Your task is to print all of the material verbatim.

· · ·

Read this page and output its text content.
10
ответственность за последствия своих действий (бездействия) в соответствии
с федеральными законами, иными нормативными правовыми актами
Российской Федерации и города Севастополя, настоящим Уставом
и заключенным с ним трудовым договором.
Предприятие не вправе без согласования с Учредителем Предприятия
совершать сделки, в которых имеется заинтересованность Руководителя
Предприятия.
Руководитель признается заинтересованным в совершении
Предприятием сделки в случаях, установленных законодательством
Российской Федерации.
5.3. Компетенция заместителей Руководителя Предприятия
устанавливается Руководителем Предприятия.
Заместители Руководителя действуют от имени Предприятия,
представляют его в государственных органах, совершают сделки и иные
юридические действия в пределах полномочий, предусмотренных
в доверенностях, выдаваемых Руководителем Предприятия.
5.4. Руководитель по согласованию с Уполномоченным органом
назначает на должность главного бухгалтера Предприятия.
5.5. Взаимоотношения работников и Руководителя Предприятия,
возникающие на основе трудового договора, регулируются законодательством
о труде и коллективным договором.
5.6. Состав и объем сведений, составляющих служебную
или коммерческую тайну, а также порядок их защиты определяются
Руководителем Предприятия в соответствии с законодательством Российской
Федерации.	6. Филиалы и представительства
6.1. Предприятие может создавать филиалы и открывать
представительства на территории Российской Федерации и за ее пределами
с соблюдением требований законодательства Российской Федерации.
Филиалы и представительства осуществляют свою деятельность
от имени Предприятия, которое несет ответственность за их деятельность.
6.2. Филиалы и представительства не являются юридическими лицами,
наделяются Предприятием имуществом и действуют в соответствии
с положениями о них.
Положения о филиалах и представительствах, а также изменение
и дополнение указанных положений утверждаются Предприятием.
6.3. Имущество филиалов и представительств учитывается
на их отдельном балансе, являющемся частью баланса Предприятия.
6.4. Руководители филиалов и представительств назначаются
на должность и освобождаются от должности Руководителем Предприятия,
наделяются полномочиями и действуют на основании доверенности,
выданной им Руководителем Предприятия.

· · ·

* _RESULT OF THIS TASK_
Read this page and output its text content.
10
ответственность за последствия своих действий (бездействия) в соответствии
с федеральными законами, иными нормативными правовыми актами
Российской Федерации и города Севастополя, настоящим Уставом
и заключенным с ним трудовым договором.
Предприятие не вправе без согласования с Учредителем Предприятия
совершать сделки, в которых имеется заинтересованность Руководителя
Предприятия.
Руководитель признается заинтересованным в совершении
Предприятием сделки в случаях, установленных законодательством
Российской Федерации.
5.3. Компетенция заместителей Руководителя Предприятия
устанавливается Руководителем Предприятия.
Заместители Руководителя действуют от имени Предприятия,
представляют его в государственных органах, совершают сделки и иные
юридические действия в пределах полномочий, предусмотренных
в доверенностях, выдаваемых Руководителем Предприятия.
5.4. Руководитель по согласованию с Уполномоченным органом
назначает на должность главного бухгалтера Предприятия.
5.5. Взаимоотношения работников и Руководителя Предприятия,
возникающие на основе трудового договора, регулируются законодательством
о труде и коллективным договором.
5.6. Состав и объем сведений, составляющих служебную
или коммерческую тайну, а также порядок их защиты определяются
Руководителем Предприятия в соответствии с законодательством Российской
Федерации.	6. Филиалы и представительства
6.1. Предприятие может создавать филиалы и открывать
представительства на территории Российской Федерации и за ее пределами
с соблюдением требований законодательства Российской Федерации.
Филиалы и представительства осуществляют свою деятельность
от имени Предприятия, которое несет ответственность за их деятельность.
6.2. Филиалы и представительства не являются юридическими лицами,
наделяются Предприятием имуществом и действуют в соответствии
с положениями о них.
Положения о филиалах и представительствах, а также изменение
и дополнение указанных положений утверждаются Предприятием.
6.3. Имущество филиалов и представительств учитывается
на их отдельном балансе, являющемся частью баланса Предприятия.
6.4. Руководители филиалов и представительств назначаются
на должность и освобождаются от должности Руководителем Предприятия,
наделяются полномочиями и действуют на основании доверенности,
выданной им Руководителем Предприятия.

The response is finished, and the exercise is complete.